-- start INPUT FOR THIS TASK --
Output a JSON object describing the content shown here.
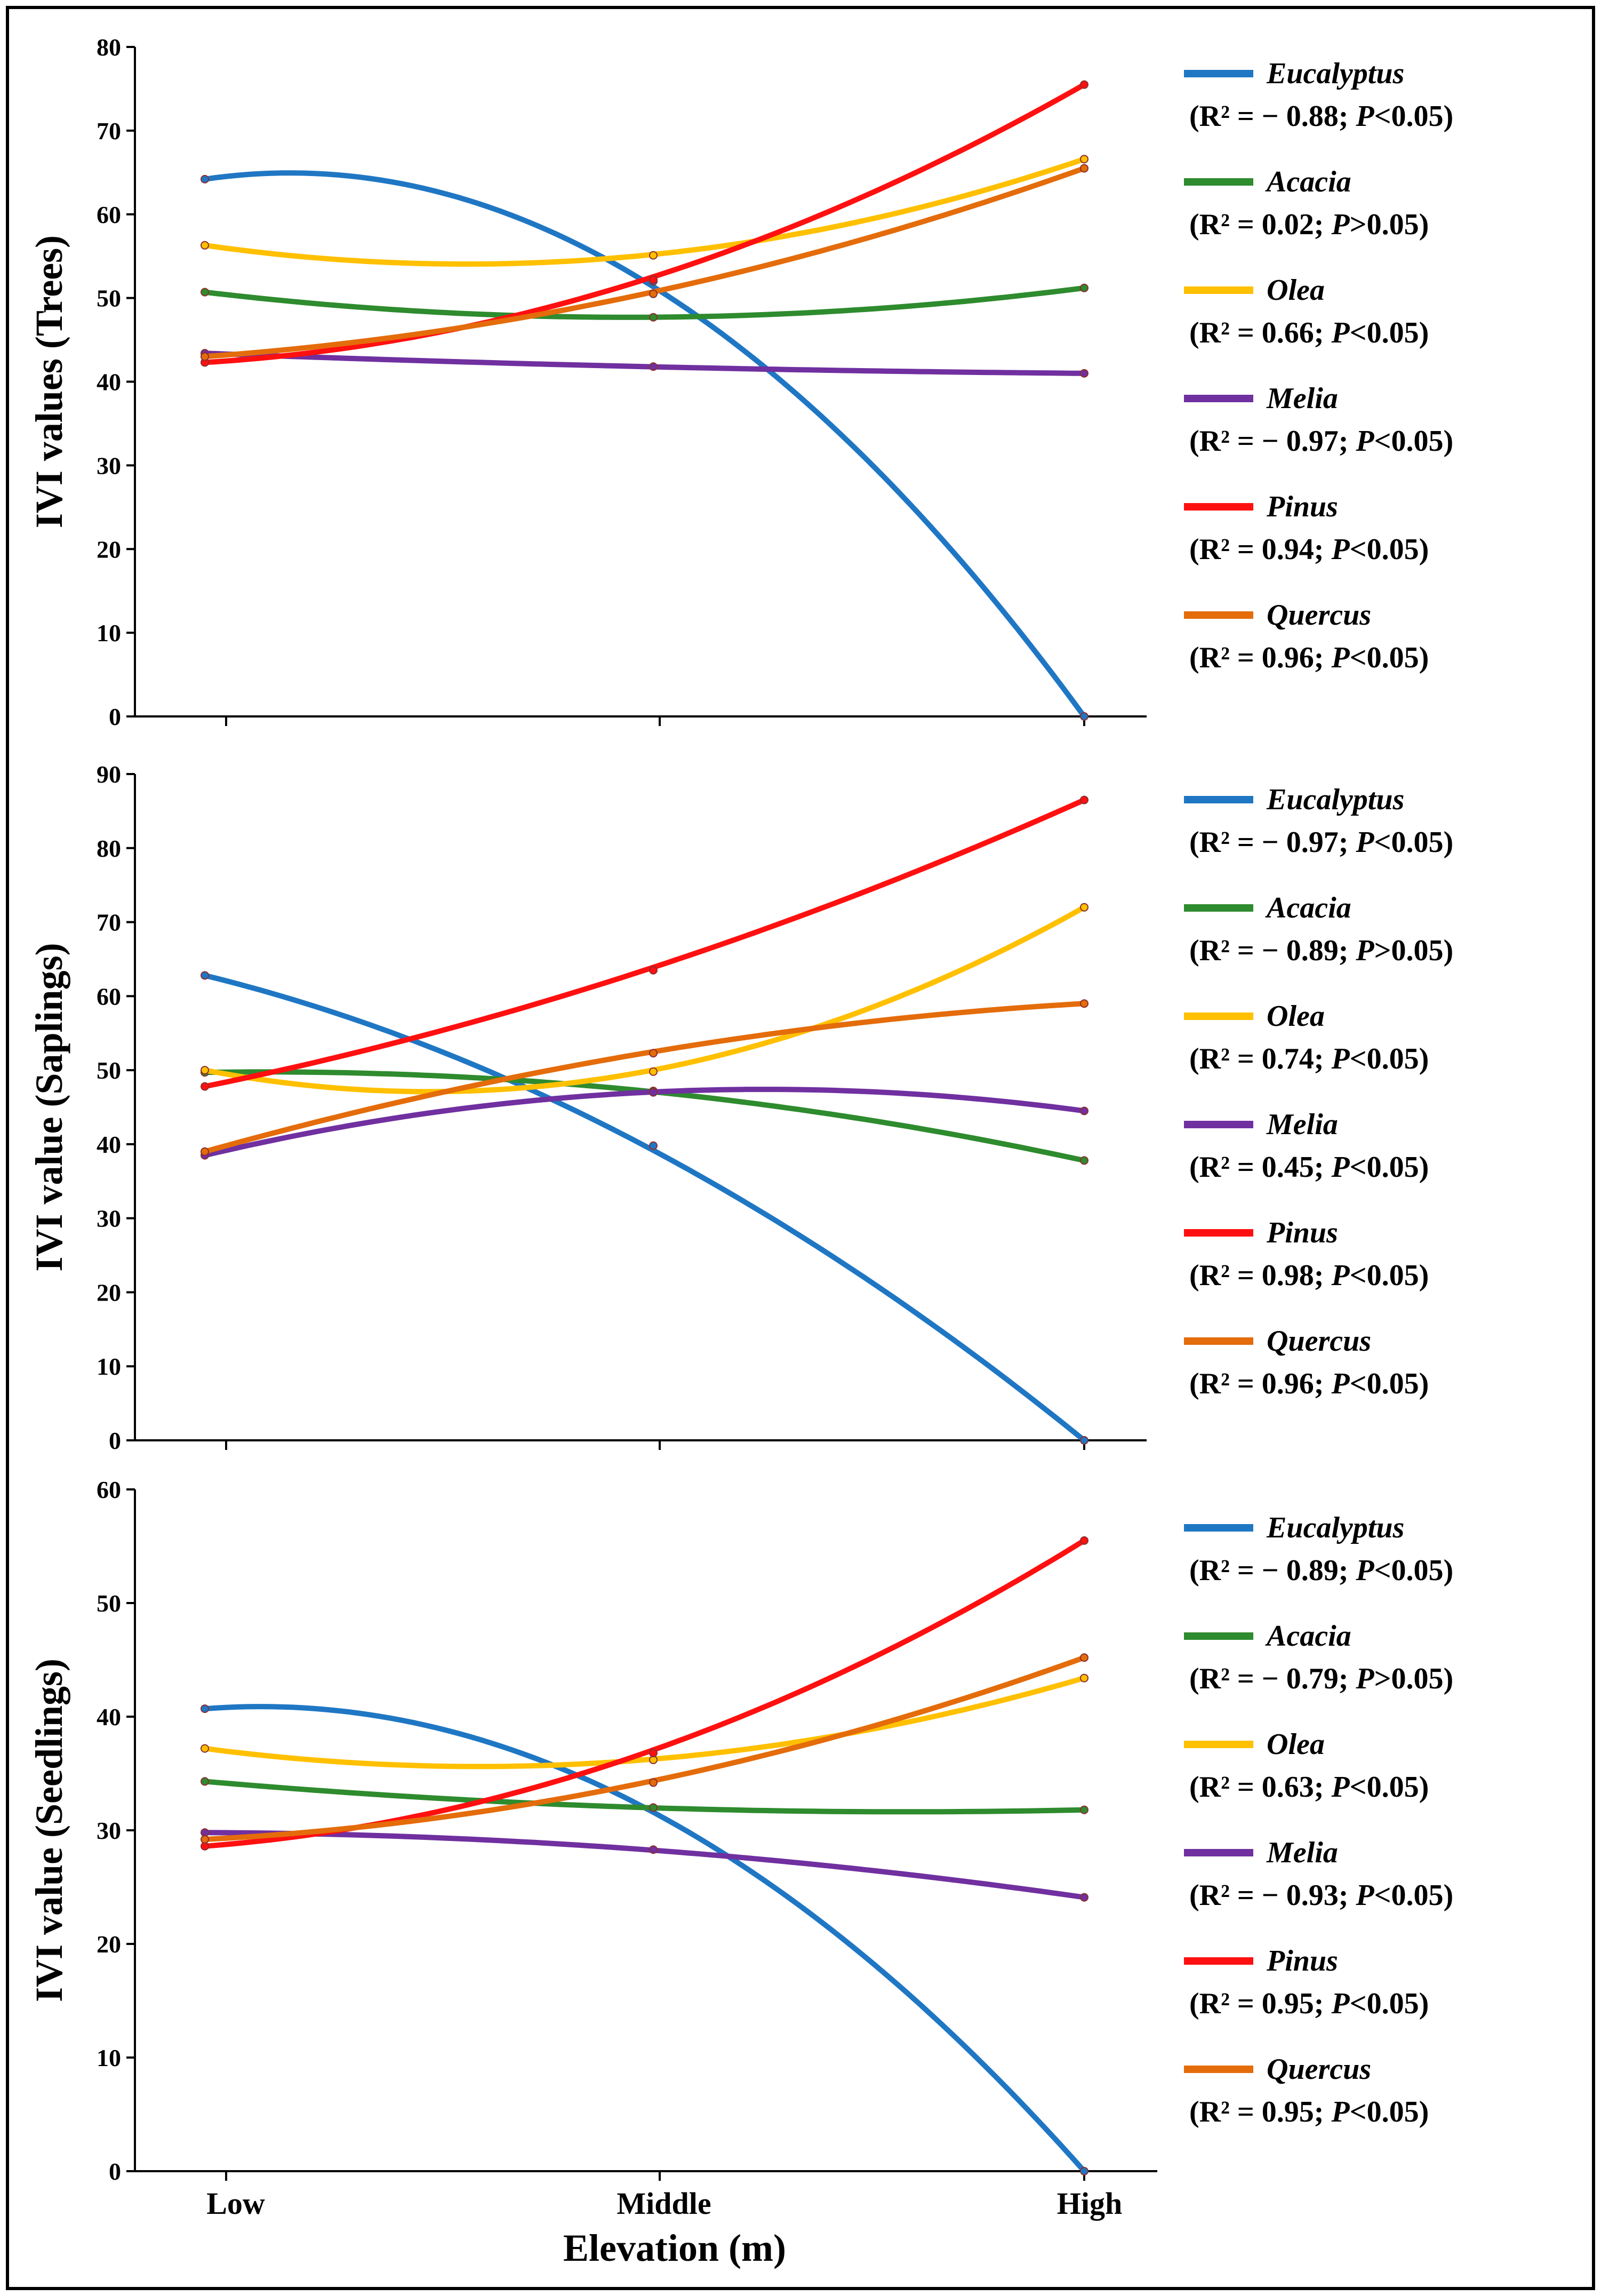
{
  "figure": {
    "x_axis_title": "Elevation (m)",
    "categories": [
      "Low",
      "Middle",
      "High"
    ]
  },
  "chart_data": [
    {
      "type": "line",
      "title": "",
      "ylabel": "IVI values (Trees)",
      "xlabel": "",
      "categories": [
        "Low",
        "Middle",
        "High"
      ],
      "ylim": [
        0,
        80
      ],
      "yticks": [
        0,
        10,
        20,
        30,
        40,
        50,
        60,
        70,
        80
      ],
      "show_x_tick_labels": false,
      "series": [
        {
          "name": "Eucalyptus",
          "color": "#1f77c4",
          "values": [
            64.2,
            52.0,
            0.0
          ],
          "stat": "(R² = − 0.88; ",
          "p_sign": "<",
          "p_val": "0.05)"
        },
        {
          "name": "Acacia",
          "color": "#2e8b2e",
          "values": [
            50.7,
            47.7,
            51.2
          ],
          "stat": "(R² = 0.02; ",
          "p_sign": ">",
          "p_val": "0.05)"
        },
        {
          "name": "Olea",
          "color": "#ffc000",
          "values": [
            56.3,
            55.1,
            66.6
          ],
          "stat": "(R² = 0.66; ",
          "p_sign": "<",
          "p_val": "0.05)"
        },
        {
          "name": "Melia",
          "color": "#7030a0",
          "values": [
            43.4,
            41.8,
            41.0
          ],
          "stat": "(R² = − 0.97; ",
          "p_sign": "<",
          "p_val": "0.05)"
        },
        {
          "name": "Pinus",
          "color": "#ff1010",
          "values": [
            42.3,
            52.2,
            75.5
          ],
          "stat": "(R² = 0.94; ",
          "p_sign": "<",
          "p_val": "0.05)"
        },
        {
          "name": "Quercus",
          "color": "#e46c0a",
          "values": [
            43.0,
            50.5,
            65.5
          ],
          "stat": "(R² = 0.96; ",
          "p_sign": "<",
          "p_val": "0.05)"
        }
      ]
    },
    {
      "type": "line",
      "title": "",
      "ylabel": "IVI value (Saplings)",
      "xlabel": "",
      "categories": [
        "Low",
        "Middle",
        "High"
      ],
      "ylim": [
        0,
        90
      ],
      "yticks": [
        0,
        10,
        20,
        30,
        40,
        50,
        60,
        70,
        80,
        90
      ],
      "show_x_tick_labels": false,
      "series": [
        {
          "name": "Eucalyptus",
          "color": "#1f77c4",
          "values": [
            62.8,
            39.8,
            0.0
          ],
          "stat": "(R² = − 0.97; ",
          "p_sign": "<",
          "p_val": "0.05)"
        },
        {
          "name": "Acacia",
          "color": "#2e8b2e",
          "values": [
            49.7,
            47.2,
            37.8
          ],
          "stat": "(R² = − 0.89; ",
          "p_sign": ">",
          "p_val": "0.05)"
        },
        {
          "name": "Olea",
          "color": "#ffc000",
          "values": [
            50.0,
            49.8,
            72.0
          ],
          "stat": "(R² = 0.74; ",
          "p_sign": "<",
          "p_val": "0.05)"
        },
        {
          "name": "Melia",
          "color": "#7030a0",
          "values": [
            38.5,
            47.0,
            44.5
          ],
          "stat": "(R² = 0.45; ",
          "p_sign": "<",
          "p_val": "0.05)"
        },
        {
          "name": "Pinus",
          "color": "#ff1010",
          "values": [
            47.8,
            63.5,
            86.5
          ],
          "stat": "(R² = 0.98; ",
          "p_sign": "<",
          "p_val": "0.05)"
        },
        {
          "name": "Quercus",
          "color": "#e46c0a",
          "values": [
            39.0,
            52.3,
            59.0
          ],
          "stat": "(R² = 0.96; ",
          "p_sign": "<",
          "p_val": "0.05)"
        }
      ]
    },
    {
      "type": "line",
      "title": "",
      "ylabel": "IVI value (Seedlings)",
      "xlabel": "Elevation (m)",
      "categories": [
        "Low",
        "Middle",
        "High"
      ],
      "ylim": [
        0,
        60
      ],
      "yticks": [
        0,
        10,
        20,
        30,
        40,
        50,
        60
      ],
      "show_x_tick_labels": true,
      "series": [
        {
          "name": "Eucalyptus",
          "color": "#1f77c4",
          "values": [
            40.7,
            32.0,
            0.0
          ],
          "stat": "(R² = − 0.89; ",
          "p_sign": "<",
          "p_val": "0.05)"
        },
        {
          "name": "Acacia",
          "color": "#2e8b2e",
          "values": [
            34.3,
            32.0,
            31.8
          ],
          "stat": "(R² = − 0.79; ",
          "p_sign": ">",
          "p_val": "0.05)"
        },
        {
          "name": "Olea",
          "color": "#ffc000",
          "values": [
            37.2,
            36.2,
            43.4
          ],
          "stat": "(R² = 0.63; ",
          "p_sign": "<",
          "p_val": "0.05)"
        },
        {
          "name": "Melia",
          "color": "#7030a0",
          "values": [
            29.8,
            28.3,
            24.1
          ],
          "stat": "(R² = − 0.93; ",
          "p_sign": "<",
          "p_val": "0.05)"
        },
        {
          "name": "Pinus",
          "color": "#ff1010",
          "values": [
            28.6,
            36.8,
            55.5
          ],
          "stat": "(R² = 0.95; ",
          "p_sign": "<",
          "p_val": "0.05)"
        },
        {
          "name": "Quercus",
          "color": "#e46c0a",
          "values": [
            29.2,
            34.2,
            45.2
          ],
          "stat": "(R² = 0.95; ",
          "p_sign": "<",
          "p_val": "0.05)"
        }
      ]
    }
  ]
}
-- end INPUT FOR THIS TASK --
WHAT YOU SHOULD DO =>
Retype the whole listing, keeping every line identical and omitting all pictures.

COMPLETE OUTPUT =>
Output a JSON object describing the content shown here.
{
  "figure": {
    "x_axis_title": "Elevation (m)",
    "categories": [
      "Low",
      "Middle",
      "High"
    ]
  },
  "chart_data": [
    {
      "type": "line",
      "title": "",
      "ylabel": "IVI values (Trees)",
      "xlabel": "",
      "categories": [
        "Low",
        "Middle",
        "High"
      ],
      "ylim": [
        0,
        80
      ],
      "yticks": [
        0,
        10,
        20,
        30,
        40,
        50,
        60,
        70,
        80
      ],
      "show_x_tick_labels": false,
      "series": [
        {
          "name": "Eucalyptus",
          "color": "#1f77c4",
          "values": [
            64.2,
            52.0,
            0.0
          ],
          "stat": "(R² = − 0.88; ",
          "p_sign": "<",
          "p_val": "0.05)"
        },
        {
          "name": "Acacia",
          "color": "#2e8b2e",
          "values": [
            50.7,
            47.7,
            51.2
          ],
          "stat": "(R² = 0.02; ",
          "p_sign": ">",
          "p_val": "0.05)"
        },
        {
          "name": "Olea",
          "color": "#ffc000",
          "values": [
            56.3,
            55.1,
            66.6
          ],
          "stat": "(R² = 0.66; ",
          "p_sign": "<",
          "p_val": "0.05)"
        },
        {
          "name": "Melia",
          "color": "#7030a0",
          "values": [
            43.4,
            41.8,
            41.0
          ],
          "stat": "(R² = − 0.97; ",
          "p_sign": "<",
          "p_val": "0.05)"
        },
        {
          "name": "Pinus",
          "color": "#ff1010",
          "values": [
            42.3,
            52.2,
            75.5
          ],
          "stat": "(R² = 0.94; ",
          "p_sign": "<",
          "p_val": "0.05)"
        },
        {
          "name": "Quercus",
          "color": "#e46c0a",
          "values": [
            43.0,
            50.5,
            65.5
          ],
          "stat": "(R² = 0.96; ",
          "p_sign": "<",
          "p_val": "0.05)"
        }
      ]
    },
    {
      "type": "line",
      "title": "",
      "ylabel": "IVI value (Saplings)",
      "xlabel": "",
      "categories": [
        "Low",
        "Middle",
        "High"
      ],
      "ylim": [
        0,
        90
      ],
      "yticks": [
        0,
        10,
        20,
        30,
        40,
        50,
        60,
        70,
        80,
        90
      ],
      "show_x_tick_labels": false,
      "series": [
        {
          "name": "Eucalyptus",
          "color": "#1f77c4",
          "values": [
            62.8,
            39.8,
            0.0
          ],
          "stat": "(R² = − 0.97; ",
          "p_sign": "<",
          "p_val": "0.05)"
        },
        {
          "name": "Acacia",
          "color": "#2e8b2e",
          "values": [
            49.7,
            47.2,
            37.8
          ],
          "stat": "(R² = − 0.89; ",
          "p_sign": ">",
          "p_val": "0.05)"
        },
        {
          "name": "Olea",
          "color": "#ffc000",
          "values": [
            50.0,
            49.8,
            72.0
          ],
          "stat": "(R² = 0.74; ",
          "p_sign": "<",
          "p_val": "0.05)"
        },
        {
          "name": "Melia",
          "color": "#7030a0",
          "values": [
            38.5,
            47.0,
            44.5
          ],
          "stat": "(R² = 0.45; ",
          "p_sign": "<",
          "p_val": "0.05)"
        },
        {
          "name": "Pinus",
          "color": "#ff1010",
          "values": [
            47.8,
            63.5,
            86.5
          ],
          "stat": "(R² = 0.98; ",
          "p_sign": "<",
          "p_val": "0.05)"
        },
        {
          "name": "Quercus",
          "color": "#e46c0a",
          "values": [
            39.0,
            52.3,
            59.0
          ],
          "stat": "(R² = 0.96; ",
          "p_sign": "<",
          "p_val": "0.05)"
        }
      ]
    },
    {
      "type": "line",
      "title": "",
      "ylabel": "IVI value (Seedlings)",
      "xlabel": "Elevation (m)",
      "categories": [
        "Low",
        "Middle",
        "High"
      ],
      "ylim": [
        0,
        60
      ],
      "yticks": [
        0,
        10,
        20,
        30,
        40,
        50,
        60
      ],
      "show_x_tick_labels": true,
      "series": [
        {
          "name": "Eucalyptus",
          "color": "#1f77c4",
          "values": [
            40.7,
            32.0,
            0.0
          ],
          "stat": "(R² = − 0.89; ",
          "p_sign": "<",
          "p_val": "0.05)"
        },
        {
          "name": "Acacia",
          "color": "#2e8b2e",
          "values": [
            34.3,
            32.0,
            31.8
          ],
          "stat": "(R² = − 0.79; ",
          "p_sign": ">",
          "p_val": "0.05)"
        },
        {
          "name": "Olea",
          "color": "#ffc000",
          "values": [
            37.2,
            36.2,
            43.4
          ],
          "stat": "(R² = 0.63; ",
          "p_sign": "<",
          "p_val": "0.05)"
        },
        {
          "name": "Melia",
          "color": "#7030a0",
          "values": [
            29.8,
            28.3,
            24.1
          ],
          "stat": "(R² = − 0.93; ",
          "p_sign": "<",
          "p_val": "0.05)"
        },
        {
          "name": "Pinus",
          "color": "#ff1010",
          "values": [
            28.6,
            36.8,
            55.5
          ],
          "stat": "(R² = 0.95; ",
          "p_sign": "<",
          "p_val": "0.05)"
        },
        {
          "name": "Quercus",
          "color": "#e46c0a",
          "values": [
            29.2,
            34.2,
            45.2
          ],
          "stat": "(R² = 0.95; ",
          "p_sign": "<",
          "p_val": "0.05)"
        }
      ]
    }
  ]
}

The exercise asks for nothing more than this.